**Input material**
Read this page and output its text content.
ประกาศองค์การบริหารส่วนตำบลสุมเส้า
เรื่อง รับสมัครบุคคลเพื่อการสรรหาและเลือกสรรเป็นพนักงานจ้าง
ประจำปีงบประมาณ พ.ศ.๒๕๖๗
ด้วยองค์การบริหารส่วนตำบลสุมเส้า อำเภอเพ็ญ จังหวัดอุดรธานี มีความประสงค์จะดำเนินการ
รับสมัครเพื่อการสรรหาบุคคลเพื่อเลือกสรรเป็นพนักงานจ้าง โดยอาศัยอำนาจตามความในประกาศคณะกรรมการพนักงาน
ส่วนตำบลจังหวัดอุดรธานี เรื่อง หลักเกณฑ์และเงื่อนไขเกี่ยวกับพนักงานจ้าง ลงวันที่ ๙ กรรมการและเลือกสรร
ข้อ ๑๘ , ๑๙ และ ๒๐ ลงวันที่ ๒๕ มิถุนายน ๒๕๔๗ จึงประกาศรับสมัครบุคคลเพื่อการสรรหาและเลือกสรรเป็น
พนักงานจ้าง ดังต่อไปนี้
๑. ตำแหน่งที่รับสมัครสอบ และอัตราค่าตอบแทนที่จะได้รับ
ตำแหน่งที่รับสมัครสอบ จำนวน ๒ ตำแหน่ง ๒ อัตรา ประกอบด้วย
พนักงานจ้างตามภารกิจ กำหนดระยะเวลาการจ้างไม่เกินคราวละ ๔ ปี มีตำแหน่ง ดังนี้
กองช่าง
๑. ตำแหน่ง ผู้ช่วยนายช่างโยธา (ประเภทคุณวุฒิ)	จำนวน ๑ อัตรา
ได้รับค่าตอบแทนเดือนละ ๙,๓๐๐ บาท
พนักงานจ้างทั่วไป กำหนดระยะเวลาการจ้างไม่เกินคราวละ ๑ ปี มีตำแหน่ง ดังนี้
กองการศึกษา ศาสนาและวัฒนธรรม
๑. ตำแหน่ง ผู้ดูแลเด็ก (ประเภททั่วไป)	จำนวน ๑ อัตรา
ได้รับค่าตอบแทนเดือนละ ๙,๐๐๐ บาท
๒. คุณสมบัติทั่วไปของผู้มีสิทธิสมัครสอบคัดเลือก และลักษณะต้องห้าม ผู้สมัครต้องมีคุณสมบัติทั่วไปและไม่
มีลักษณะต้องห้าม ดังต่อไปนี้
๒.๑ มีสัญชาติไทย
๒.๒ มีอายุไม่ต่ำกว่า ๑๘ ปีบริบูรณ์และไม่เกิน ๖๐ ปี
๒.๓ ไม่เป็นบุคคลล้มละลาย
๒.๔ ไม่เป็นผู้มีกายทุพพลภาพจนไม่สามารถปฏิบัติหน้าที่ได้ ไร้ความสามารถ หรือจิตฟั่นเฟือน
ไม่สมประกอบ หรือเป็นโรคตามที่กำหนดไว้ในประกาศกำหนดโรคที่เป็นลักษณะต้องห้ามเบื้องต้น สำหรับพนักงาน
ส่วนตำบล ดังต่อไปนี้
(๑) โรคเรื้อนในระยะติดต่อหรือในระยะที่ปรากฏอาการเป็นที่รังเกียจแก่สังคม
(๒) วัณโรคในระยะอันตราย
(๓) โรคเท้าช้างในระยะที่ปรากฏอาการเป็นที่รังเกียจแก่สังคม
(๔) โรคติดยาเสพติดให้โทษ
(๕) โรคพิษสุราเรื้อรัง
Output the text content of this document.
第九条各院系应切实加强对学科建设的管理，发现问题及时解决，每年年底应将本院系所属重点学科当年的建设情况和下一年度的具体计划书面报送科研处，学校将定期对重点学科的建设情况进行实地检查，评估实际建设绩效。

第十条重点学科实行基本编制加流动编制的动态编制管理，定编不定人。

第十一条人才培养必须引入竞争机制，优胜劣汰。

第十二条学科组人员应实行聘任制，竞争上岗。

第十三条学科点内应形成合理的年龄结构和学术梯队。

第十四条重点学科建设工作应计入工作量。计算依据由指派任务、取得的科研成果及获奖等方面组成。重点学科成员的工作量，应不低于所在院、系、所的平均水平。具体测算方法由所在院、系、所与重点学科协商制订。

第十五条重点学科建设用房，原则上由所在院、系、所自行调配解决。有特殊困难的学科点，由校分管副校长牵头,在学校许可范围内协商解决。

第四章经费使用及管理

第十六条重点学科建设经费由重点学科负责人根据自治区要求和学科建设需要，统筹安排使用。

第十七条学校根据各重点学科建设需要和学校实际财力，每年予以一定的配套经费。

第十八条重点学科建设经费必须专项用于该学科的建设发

**Exercise**
Report how many lines in the listing include the word "นคราวละ". Give nothing but the count.

**Result for this exercise**
2